▸ **RECORDS SUPPLIED**
'''

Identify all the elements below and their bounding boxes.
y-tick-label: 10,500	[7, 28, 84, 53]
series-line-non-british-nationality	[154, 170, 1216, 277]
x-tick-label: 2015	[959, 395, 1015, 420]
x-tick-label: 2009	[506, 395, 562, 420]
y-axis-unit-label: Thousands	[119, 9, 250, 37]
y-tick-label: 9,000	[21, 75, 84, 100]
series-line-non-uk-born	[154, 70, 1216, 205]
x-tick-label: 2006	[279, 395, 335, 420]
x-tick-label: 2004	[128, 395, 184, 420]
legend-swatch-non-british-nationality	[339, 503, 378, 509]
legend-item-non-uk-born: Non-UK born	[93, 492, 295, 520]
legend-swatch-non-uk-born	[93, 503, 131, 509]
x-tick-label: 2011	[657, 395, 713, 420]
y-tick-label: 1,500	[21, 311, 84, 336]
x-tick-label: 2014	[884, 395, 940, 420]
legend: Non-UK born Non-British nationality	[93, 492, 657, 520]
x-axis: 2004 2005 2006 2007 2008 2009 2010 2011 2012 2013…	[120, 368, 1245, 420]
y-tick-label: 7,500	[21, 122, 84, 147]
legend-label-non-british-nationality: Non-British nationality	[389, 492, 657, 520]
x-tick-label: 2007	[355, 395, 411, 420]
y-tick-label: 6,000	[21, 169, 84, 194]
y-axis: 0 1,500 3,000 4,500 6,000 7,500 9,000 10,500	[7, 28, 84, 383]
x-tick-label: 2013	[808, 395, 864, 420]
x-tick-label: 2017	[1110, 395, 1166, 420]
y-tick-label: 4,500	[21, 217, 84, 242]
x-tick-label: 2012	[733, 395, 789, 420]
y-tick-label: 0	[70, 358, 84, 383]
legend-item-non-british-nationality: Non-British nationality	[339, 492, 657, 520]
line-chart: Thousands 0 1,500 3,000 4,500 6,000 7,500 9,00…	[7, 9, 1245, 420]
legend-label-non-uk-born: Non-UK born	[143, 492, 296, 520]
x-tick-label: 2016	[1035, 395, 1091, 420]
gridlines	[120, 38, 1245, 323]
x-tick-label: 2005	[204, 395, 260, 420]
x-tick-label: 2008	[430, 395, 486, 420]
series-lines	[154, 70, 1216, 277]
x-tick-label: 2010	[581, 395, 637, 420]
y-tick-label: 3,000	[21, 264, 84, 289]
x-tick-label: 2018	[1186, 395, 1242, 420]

'''

▸ **REQUEST**
Find every row above that contains the string "Thousands", and copy each one out. Matching is case-sensitive.

▸ **CORRECT RESPONSE**
y-axis-unit-label: Thousands	[119, 9, 250, 37]
line-chart: Thousands 0 1,500 3,000 4,500 6,000 7,500 9,00…	[7, 9, 1245, 420]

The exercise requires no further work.